▶ Problem to solve: Find the lines below that contain the word "trials" and count them. Only the number should be given.
Begin Data for this task
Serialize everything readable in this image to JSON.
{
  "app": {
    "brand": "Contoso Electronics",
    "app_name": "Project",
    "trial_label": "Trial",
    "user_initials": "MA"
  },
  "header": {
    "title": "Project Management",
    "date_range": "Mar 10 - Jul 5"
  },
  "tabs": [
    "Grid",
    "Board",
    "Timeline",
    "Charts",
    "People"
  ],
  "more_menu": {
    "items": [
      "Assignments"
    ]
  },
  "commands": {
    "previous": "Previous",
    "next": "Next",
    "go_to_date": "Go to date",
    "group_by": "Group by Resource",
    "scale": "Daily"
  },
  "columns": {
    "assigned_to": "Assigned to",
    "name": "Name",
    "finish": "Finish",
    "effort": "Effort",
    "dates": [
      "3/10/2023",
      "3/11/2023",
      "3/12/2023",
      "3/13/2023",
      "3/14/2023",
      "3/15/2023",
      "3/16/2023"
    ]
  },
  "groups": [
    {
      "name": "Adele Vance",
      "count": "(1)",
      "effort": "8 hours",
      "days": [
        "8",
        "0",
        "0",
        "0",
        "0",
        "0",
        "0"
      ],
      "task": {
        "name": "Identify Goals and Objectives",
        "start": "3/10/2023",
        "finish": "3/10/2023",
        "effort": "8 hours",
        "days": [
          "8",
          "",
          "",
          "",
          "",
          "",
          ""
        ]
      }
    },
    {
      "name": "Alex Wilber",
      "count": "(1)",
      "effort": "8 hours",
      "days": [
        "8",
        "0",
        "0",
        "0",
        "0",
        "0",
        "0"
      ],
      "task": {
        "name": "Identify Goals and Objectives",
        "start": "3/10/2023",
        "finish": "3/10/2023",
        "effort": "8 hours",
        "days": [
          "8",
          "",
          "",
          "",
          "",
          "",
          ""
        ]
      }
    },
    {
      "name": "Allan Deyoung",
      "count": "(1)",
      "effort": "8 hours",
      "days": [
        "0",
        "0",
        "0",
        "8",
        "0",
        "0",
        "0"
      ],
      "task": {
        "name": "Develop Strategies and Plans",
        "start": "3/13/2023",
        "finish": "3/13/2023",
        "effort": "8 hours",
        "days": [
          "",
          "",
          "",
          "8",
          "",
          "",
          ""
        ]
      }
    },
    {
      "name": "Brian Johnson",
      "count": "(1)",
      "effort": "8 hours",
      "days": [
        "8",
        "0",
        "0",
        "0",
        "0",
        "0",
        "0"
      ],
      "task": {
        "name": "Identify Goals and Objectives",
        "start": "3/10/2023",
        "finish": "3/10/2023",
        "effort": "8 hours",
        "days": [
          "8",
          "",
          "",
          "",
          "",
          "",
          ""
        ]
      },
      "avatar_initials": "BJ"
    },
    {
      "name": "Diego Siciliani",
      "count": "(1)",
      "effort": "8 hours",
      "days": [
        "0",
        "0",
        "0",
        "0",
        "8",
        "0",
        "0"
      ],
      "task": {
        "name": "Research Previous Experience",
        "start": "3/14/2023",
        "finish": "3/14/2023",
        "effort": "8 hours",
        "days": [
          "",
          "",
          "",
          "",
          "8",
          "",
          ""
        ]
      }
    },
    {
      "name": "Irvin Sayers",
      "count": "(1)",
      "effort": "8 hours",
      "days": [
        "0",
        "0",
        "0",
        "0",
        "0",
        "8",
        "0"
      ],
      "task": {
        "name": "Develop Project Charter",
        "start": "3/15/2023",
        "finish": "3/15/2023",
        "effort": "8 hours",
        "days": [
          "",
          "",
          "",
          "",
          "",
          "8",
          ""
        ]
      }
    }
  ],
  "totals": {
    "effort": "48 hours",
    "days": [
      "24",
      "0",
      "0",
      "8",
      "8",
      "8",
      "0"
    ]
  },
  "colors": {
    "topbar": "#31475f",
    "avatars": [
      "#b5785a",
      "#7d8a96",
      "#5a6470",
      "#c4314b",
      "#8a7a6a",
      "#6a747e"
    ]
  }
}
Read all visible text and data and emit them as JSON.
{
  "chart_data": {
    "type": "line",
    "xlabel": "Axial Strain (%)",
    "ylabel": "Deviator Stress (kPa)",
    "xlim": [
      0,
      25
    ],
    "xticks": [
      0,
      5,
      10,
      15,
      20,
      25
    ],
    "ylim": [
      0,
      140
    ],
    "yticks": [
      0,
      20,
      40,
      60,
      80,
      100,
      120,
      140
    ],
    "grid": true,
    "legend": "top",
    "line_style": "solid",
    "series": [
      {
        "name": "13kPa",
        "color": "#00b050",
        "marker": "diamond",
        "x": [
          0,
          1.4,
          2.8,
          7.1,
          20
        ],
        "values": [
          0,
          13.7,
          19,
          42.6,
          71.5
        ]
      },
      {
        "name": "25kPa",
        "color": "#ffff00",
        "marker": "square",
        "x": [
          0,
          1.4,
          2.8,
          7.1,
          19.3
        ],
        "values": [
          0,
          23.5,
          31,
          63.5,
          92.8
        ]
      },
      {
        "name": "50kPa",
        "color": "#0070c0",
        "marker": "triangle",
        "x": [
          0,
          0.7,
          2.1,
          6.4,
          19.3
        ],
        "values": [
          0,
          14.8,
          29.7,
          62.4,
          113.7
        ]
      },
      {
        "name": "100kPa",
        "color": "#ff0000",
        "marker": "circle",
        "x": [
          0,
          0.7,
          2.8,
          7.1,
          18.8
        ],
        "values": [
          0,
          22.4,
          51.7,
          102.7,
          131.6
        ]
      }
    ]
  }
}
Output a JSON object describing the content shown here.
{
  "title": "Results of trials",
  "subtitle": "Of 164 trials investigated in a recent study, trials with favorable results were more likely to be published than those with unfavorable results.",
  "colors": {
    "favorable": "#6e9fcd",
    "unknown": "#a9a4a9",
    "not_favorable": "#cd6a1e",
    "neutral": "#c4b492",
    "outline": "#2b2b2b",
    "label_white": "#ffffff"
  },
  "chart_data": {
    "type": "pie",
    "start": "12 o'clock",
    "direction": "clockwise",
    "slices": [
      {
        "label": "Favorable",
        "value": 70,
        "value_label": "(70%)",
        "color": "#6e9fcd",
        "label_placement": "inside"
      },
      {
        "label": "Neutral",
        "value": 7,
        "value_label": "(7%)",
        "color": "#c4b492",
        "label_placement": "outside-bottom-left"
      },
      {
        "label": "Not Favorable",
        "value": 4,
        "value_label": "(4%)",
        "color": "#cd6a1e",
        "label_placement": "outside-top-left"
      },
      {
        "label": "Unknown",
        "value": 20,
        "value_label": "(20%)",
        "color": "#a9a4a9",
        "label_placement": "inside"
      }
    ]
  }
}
End Data for this task
▶ Answer in full: 2